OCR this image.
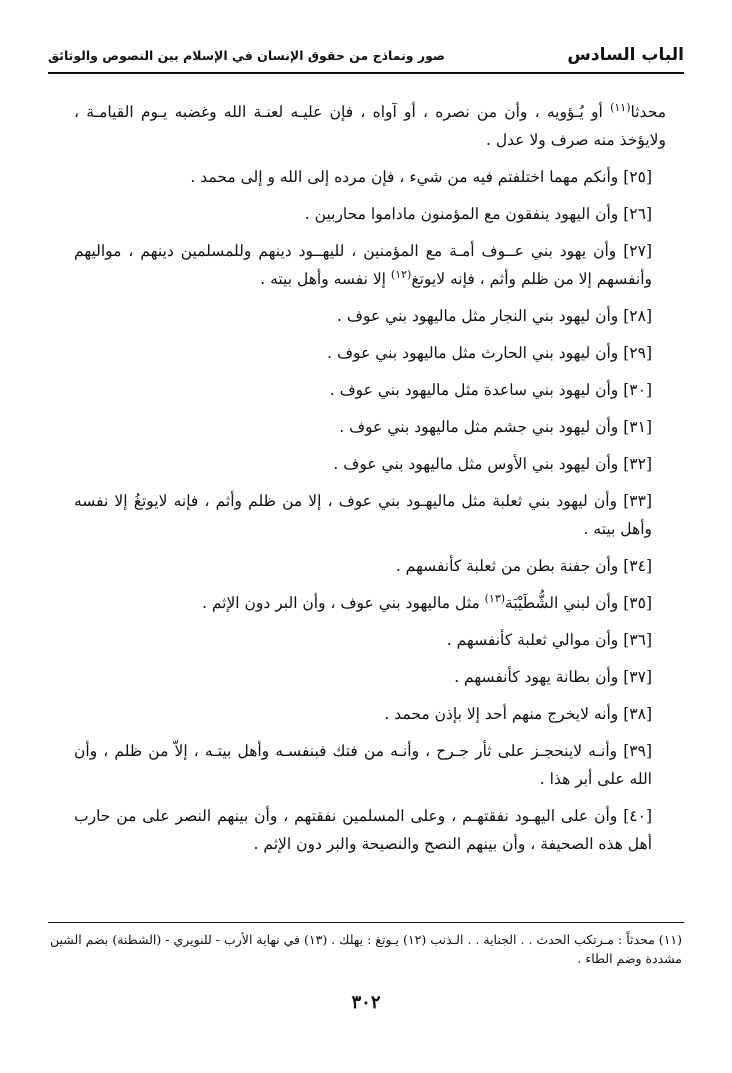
الباب السادس
صور ونماذج من حقوق الإنسان في الإسلام بين النصوص والوثائق

محدثا$^{(١١)}$ أو يُـؤويه ، وأن من نصره ، أو آواه ، فإن عليـه لعنـة الله وغضبه يـوم القيامـة ، ولايؤخذ منه صرف ولا عدل .

[٢٥] وأنكم مهما اختلفتم فيه من شيء ، فإن مرده إلى الله و إلى محمد .

[٢٦] وأن اليهود ينفقون مع المؤمنون ماداموا محاربين .

[٢٧] وأن يهود بني عــوف أمـة مع المؤمنين ، لليهــود دينهم وللمسلمين دينهم ، مواليهم وأنفسهم إلا من ظلم وأثم ، فإنه لايوتغ$^{(١٢)}$ إلا نفسه وأهل بيته .

[٢٨] وأن ليهود بني النجار مثل ماليهود بني عوف .

[٢٩] وأن ليهود بني الحارث مثل ماليهود بني عوف .

[٣٠] وأن ليهود بني ساعدة مثل ماليهود بني عوف .

[٣١] وأن ليهود بني جشم مثل ماليهود بني عوف .

[٣٢] وأن ليهود بني الأوس مثل ماليهود بني عوف .

[٣٣] وأن ليهود بني ثعلبة مثل ماليهـود بني عوف ، إلا من ظلم وأثم ، فإنه لايوتغُ إلا نفسه وأهل بيته .

[٣٤] وأن جفنة بطن من ثعلبة كأنفسهم .

[٣٥] وأن لبني الشُّطَيْبَة$^{(١٣)}$ مثل ماليهود بني عوف ، وأن البر دون الإثم .

[٣٦] وأن موالي ثعلبة كأنفسهم .

[٣٧] وأن بطانة يهود كأنفسهم .

[٣٨] وأنه لايخرج منهم أحد إلا بإذن محمد .

[٣٩] وأنـه لاينحجـز على ثأر جـرح ، وأنـه من فتك فبنفسـه وأهل بيتـه ، إلاّ من ظلم ، وأن الله على أبر هذا .

[٤٠] وأن على اليهـود نفقتهـم ، وعلى المسلمين نفقتهم ، وأن بينهم النصر على من حارب أهل هذه الصحيفة ، وأن بينهم النصح والنصيحة والبر دون الإثم .

(١١) محدثاً : مـرتكب الحدث . . الجناية . . الـذنب (١٢) يـوتغ : يهلك . (١٣) في نهاية الأرب - للنويري - (الشطنة) بضم الشين مشددة وضم الطاء .

٣٠٢
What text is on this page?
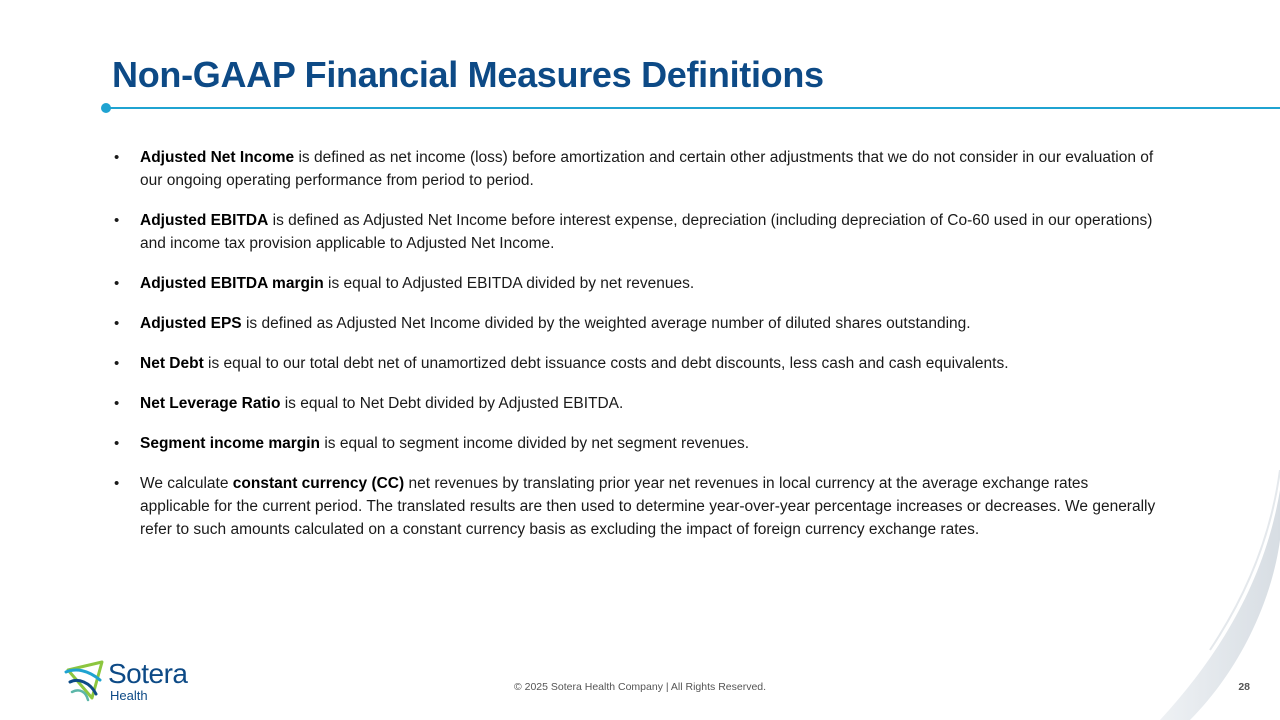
Non-GAAP Financial Measures Definitions
• Adjusted Net Income is defined as net income (loss) before amortization and certain other adjustments that we do not consider in our evaluation of our ongoing operating performance from period to period.
• Adjusted EBITDA is defined as Adjusted Net Income before interest expense, depreciation (including depreciation of Co-60 used in our operations) and income tax provision applicable to Adjusted Net Income.
• Adjusted EBITDA margin is equal to Adjusted EBITDA divided by net revenues.
• Adjusted EPS is defined as Adjusted Net Income divided by the weighted average number of diluted shares outstanding.
• Net Debt is equal to our total debt net of unamortized debt issuance costs and debt discounts, less cash and cash equivalents.
• Net Leverage Ratio is equal to Net Debt divided by Adjusted EBITDA.
• Segment income margin is equal to segment income divided by net segment revenues.
• We calculate constant currency (CC) net revenues by translating prior year net revenues in local currency at the average exchange rates applicable for the current period. The translated results are then used to determine year-over-year percentage increases or decreases. We generally refer to such amounts calculated on a constant currency basis as excluding the impact of foreign currency exchange rates.
Sotera
Health
© 2025 Sotera Health Company | All Rights Reserved.	28
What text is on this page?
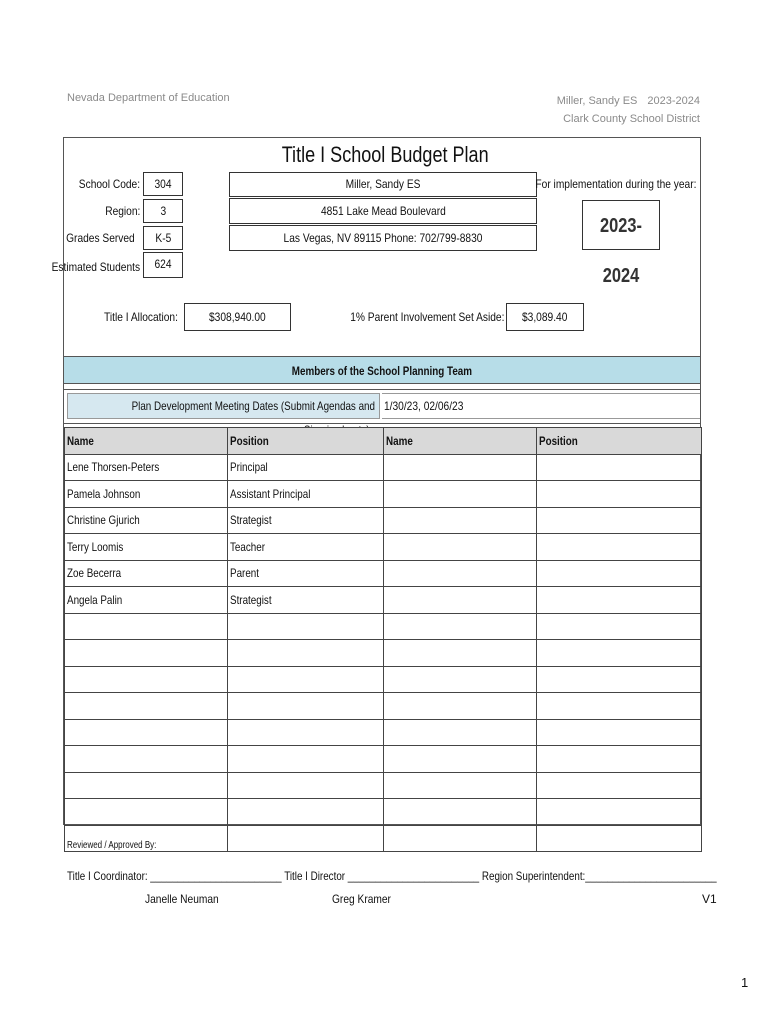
Nevada Department of Education	Miller, Sandy ES 2023-2024
Clark County School District
Title I School Budget Plan
School Code:	304
Region:	3
Grades Served	K-5
Estimated Students	624
Miller, Sandy ES
4851 Lake Mead Boulevard
Las Vegas, NV 89115 Phone: 702/799-8830
For implementation during the year:
2023-2024
Title I Allocation:	$308,940.00	1% Parent Involvement Set Aside:	$3,089.40
Members of the School Planning Team
Plan Development Meeting Dates (Submit Agendas and 1/30/23, 02/06/23
Name	Position	Name	Position
Lene Thorsen-Peters	Principal		
Pamela Johnson	Assistant Principal		
Christine Gjurich	Strategist		
Terry Loomis	Teacher		
Zoe Becerra	Parent		
Angela Palin	Strategist		

Reviewed / Approved By:
Title I Coordinator: ________________________ Title I Director ________________________ Region Superintendent:________________________
Janelle Neuman	Greg Kramer	V1
1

##############################

■ What the exercise asks
Repeat the material above in full and exactly, apart from the pictures.

■ Full response
OCR this image.
الباب السادس
صور ونماذج من حقوق الإنسان في الإسلام بين النصوص والوثائق

محدثا$^{(١١)}$ أو يُـؤويه ، وأن من نصره ، أو آواه ، فإن عليـه لعنـة الله وغضبه يـوم القيامـة ، ولايؤخذ منه صرف ولا عدل .

[٢٥] وأنكم مهما اختلفتم فيه من شيء ، فإن مرده إلى الله و إلى محمد .

[٢٦] وأن اليهود ينفقون مع المؤمنون ماداموا محاربين .

[٢٧] وأن يهود بني عــوف أمـة مع المؤمنين ، لليهــود دينهم وللمسلمين دينهم ، مواليهم وأنفسهم إلا من ظلم وأثم ، فإنه لايوتغ$^{(١٢)}$ إلا نفسه وأهل بيته .

[٢٨] وأن ليهود بني النجار مثل ماليهود بني عوف .

[٢٩] وأن ليهود بني الحارث مثل ماليهود بني عوف .

[٣٠] وأن ليهود بني ساعدة مثل ماليهود بني عوف .

[٣١] وأن ليهود بني جشم مثل ماليهود بني عوف .

[٣٢] وأن ليهود بني الأوس مثل ماليهود بني عوف .

[٣٣] وأن ليهود بني ثعلبة مثل ماليهـود بني عوف ، إلا من ظلم وأثم ، فإنه لايوتغُ إلا نفسه وأهل بيته .

[٣٤] وأن جفنة بطن من ثعلبة كأنفسهم .

[٣٥] وأن لبني الشُّطَيْبَة$^{(١٣)}$ مثل ماليهود بني عوف ، وأن البر دون الإثم .

[٣٦] وأن موالي ثعلبة كأنفسهم .

[٣٧] وأن بطانة يهود كأنفسهم .

[٣٨] وأنه لايخرج منهم أحد إلا بإذن محمد .

[٣٩] وأنـه لاينحجـز على ثأر جـرح ، وأنـه من فتك فبنفسـه وأهل بيتـه ، إلاّ من ظلم ، وأن الله على أبر هذا .

[٤٠] وأن على اليهـود نفقتهـم ، وعلى المسلمين نفقتهم ، وأن بينهم النصر على من حارب أهل هذه الصحيفة ، وأن بينهم النصح والنصيحة والبر دون الإثم .

(١١) محدثاً : مـرتكب الحدث . . الجناية . . الـذنب (١٢) يـوتغ : يهلك . (١٣) في نهاية الأرب - للنويري - (الشطنة) بضم الشين مشددة وضم الطاء .

٣٠٢
What text is on this page?
Non-GAAP Financial Measures Definitions
• Adjusted Net Income is defined as net income (loss) before amortization and certain other adjustments that we do not consider in our evaluation of our ongoing operating performance from period to period.
• Adjusted EBITDA is defined as Adjusted Net Income before interest expense, depreciation (including depreciation of Co-60 used in our operations) and income tax provision applicable to Adjusted Net Income.
• Adjusted EBITDA margin is equal to Adjusted EBITDA divided by net revenues.
• Adjusted EPS is defined as Adjusted Net Income divided by the weighted average number of diluted shares outstanding.
• Net Debt is equal to our total debt net of unamortized debt issuance costs and debt discounts, less cash and cash equivalents.
• Net Leverage Ratio is equal to Net Debt divided by Adjusted EBITDA.
• Segment income margin is equal to segment income divided by net segment revenues.
• We calculate constant currency (CC) net revenues by translating prior year net revenues in local currency at the average exchange rates applicable for the current period. The translated results are then used to determine year-over-year percentage increases or decreases. We generally refer to such amounts calculated on a constant currency basis as excluding the impact of foreign currency exchange rates.
Sotera
Health
© 2025 Sotera Health Company | All Rights Reserved.	28
What text is on this page?
Nevada Department of Education	Miller, Sandy ES 2023-2024
Clark County School District
Title I School Budget Plan
School Code:	304
Region:	3
Grades Served	K-5
Estimated Students	624
Miller, Sandy ES
4851 Lake Mead Boulevard
Las Vegas, NV 89115 Phone: 702/799-8830
For implementation during the year:
2023-2024
Title I Allocation:	$308,940.00	1% Parent Involvement Set Aside:	$3,089.40
Members of the School Planning Team
Plan Development Meeting Dates (Submit Agendas and 1/30/23, 02/06/23
Name	Position	Name	Position
Lene Thorsen-Peters	Principal		
Pamela Johnson	Assistant Principal		
Christine Gjurich	Strategist		
Terry Loomis	Teacher		
Zoe Becerra	Parent		
Angela Palin	Strategist		

Reviewed / Approved By:
Title I Coordinator: ________________________ Title I Director ________________________ Region Superintendent:________________________
Janelle Neuman	Greg Kramer	V1
1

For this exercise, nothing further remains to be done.